Of course I shouldn't be too surprised since so many young people these days evidently don't understand how a file system works at an abstract level. Link to a funny ycombinator post where they try to defend that trend [2] (Yes, I wrote this post intentionally in that style)

Edit: screwed up the links trying to match Ycombinator format.

[0] https://www.reddit.com/r/youtube/comments/5qarcb/why_did_they_remove_the_subscription_folder_thingy/
[1] https://www.tubefilter.com/2021/12/09/youtube-subscriptions-feed-collections-test-creator-insider/
[2] https://news.ycombinator.com/item?id=30253526
 
Last edited:
This is a slightly obscure example of nu-tech eating itself. Back in about 2015 YouTube had a cool feature where you could group channels into different folders called "Collections". Channels could be filtered into multiple different collections so you could organize topics like Tech, Politics, News, E-Sports, etc with your subscriptions. But that feature was too powerful so YouTube removed it.

The reason they gave apparently was because they re-wrote the backend. But that doesn't make a whole lot of sense since this feature shouldn't need too much more than a channel ID and a folder name.[0] Realizing this was a mistake YouTube is trying to fix the damage by improving the subscription feed with a feature of the same name [1] but its going to use AI and your watch history instead of letting you organize things as you want them to be organized.

Of course I shouldn't be too surprised since so many young people these days evidently don't understand how a file system works at an abstract level. Link to a funny ycombinator post where they try to defend that trend [2] (Yes, I wrote this post intentionally in that style)

Edit: screwed up the links trying to match Ycombinator format.

[0] https://www.reddit.com/r/youtube/comments/5qarcb/why_did_they_remove_the_subscription_folder_thingy/
[1] https://www.tubefilter.com/2021/12/09/youtube-subscriptions-feed-collections-test-creator-insider/
[2] https://news.ycombinator.com/item?id=30253526
I remember when they got rid of annotations because "it wouldn't work on mobile" AKA "we're too lazy to figure out a solution for it that even serious n00b thought of"
 
I didn't found a exactly forum thread for this, so I think this is the closest thread for this opinion.

I hate the modern old/retro gaming scene in general. You see online "a lot" of development consoles, pre-release builds and more online becoming articles or lengthy youtube videos but the retro-community doesn't archieve it(like the software, manuals, high-resolution photos) because of petty reasons.

So when a retarded person like this one (https://www.reddit.com/r/pcmasterra...pment_kit_and_made/)(https://archive.ph/iw3fk) could easily restore it if someone from the community had uploaded a drive-image/disk on any archive site.

This also doesn't apply just for people like the one above, it would apply to dev-machines which the HDD is dead, you would be able to get a new drive, re-image it and make your station to work again.

If I become relatively rich someday, I plan to do exactly that, buy an expensive dev machine, image everything and upload online for free just to devaluate everyone else dev-machine as a lot of "refubrished" ones with modern HDD, RAM and more would surface online.
People in all hobbies don't archive shit anymore, and the younger people don't know shit ever existed, to boot. I wanted to reference some old OOP books for a certain hobby recently, they had been scanned and uploaded everywhere 15+ years ago, now most of it was just gone. As soon as people made the switch to YouTube/Facebook over the real internet, people stopped archiving things. It's ironic that hobbies have never been bigger, but the actual heart of them is slowly eroded away.
 
Or if they do it's just a Youtube "archive channel". Congratulations, you just crushed your media quality to dust.
That, too. A 40mb zip file of jpegs gets recompressed into a 10mb pdf file, graphics be damned. Nobody hosts video or audio clips, they dump it on YouTube and it gets smashed flat. Nobody knew that the death of piracy and archiving would be complete apathy toward the material.

§ **Tasks for this exercise**:
A – Using the forum posts above, decide whether each statement agrees with them, answering yes or no and quoting the deciding words: (i) In YouTube's old Collections feature, a channel could be placed in more than one collection. (ii) YouTube's new feature of the same name will let users organize their subscriptions however they like. (iii) The old OOP books had been scanned and uploaded everywhere about five years earlier.
B – According to the forum posts above, what reason did YouTube apparently give for removing the Collections feature?

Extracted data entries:
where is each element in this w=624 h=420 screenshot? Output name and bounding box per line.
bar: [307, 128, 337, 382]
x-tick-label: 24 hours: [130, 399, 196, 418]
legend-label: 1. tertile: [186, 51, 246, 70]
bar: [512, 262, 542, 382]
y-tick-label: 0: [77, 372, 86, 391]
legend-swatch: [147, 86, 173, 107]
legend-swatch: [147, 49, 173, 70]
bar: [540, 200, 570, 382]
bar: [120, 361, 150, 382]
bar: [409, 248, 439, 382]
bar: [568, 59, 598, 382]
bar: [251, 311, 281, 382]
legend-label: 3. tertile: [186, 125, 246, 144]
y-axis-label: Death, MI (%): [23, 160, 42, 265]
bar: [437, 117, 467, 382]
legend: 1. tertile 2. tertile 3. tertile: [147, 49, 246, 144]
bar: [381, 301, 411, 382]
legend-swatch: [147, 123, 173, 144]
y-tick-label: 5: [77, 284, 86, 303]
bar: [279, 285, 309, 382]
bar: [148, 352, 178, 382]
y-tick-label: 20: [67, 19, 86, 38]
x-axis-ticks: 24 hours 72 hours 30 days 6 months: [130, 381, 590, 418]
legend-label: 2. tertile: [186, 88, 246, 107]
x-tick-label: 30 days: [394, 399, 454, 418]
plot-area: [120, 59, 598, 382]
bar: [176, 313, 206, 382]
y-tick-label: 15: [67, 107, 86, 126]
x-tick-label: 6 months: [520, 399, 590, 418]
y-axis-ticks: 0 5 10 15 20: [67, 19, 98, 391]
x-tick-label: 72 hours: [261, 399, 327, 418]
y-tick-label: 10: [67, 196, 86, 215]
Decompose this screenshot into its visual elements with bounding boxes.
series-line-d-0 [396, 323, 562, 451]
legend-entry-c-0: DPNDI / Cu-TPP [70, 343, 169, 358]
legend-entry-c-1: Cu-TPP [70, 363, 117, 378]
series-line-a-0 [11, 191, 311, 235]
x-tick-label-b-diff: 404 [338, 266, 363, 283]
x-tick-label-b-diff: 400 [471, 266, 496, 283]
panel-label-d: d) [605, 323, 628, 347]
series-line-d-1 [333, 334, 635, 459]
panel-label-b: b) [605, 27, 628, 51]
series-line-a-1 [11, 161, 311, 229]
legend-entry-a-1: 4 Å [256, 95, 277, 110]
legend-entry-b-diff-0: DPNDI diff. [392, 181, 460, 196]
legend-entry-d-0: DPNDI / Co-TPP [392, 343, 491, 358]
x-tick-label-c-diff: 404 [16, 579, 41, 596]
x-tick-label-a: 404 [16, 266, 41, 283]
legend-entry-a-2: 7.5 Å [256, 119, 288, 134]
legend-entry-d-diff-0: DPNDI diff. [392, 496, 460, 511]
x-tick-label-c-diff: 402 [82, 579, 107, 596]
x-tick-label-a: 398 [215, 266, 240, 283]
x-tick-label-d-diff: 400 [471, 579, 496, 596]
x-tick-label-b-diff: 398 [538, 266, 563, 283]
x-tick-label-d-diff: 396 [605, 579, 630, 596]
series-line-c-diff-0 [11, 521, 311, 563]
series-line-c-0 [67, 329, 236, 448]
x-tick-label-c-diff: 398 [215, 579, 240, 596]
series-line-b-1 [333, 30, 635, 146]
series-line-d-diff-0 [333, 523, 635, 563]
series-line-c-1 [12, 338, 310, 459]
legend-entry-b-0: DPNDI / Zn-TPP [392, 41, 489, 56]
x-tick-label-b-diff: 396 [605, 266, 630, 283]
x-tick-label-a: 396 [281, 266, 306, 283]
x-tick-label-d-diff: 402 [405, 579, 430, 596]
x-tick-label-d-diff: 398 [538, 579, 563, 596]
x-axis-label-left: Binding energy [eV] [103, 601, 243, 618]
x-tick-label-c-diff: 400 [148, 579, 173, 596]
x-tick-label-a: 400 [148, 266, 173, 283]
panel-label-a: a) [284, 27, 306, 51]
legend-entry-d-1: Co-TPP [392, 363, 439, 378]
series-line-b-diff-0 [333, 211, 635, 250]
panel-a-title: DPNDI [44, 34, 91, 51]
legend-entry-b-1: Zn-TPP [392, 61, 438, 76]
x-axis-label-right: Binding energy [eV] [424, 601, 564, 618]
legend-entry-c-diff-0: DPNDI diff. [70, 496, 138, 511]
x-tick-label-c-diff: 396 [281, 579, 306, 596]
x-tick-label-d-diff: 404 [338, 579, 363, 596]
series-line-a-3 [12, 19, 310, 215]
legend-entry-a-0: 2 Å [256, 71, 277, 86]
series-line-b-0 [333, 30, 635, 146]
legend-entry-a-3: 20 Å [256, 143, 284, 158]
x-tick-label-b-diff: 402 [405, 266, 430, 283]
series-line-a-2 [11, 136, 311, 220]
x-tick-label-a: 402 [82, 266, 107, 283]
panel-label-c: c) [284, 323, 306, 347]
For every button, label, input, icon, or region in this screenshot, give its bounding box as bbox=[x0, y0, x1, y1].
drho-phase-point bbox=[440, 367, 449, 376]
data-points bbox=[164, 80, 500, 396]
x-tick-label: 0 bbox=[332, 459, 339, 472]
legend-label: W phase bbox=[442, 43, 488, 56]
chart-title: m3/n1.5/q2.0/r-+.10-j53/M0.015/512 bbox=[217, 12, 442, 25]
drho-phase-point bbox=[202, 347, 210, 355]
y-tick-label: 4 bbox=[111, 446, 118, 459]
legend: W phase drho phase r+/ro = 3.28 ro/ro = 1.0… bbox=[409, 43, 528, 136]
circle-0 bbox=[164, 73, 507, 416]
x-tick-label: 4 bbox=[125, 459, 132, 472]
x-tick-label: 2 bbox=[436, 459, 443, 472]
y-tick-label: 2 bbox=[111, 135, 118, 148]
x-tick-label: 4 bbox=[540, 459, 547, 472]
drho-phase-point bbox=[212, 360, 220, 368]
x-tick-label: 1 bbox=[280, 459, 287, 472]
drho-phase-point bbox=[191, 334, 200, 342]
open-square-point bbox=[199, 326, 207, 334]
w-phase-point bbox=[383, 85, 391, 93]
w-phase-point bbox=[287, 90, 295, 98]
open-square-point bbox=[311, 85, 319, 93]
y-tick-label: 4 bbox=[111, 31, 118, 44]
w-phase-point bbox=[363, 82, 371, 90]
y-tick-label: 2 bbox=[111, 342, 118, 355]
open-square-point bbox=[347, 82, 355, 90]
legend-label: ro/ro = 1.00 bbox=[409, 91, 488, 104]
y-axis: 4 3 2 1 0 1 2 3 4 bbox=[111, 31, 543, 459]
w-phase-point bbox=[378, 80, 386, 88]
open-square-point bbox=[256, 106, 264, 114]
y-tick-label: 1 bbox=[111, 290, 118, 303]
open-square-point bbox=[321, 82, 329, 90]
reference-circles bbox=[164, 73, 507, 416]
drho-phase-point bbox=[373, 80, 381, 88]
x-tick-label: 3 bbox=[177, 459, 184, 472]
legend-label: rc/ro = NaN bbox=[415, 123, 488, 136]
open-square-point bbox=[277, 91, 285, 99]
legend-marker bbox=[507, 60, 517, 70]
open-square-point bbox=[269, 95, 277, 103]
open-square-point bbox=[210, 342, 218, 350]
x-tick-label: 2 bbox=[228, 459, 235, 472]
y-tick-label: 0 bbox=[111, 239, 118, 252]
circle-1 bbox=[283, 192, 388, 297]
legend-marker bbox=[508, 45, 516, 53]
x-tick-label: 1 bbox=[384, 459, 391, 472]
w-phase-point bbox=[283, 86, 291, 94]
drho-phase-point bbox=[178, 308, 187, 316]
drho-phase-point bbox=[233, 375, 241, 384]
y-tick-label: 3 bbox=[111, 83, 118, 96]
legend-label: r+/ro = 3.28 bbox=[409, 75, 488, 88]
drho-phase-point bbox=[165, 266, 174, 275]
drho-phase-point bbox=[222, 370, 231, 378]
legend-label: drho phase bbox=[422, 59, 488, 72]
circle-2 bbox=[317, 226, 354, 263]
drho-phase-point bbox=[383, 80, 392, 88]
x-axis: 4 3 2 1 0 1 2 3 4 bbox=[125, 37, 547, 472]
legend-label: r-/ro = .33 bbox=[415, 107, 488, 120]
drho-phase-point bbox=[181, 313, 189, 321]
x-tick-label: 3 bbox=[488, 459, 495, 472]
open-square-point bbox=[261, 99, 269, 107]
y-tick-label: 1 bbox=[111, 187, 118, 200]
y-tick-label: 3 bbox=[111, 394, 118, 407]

§ **Replies**:
A –
(i) Yes: "Channels could be filtered into multiple different collections"
(ii) No: "its going to use AI and your watch history instead of letting you organize things as you want them to be organized"
(iii) No: "they had been scanned and uploaded everywhere 15+ years ago"

B – YouTube said it had rewritten the backend.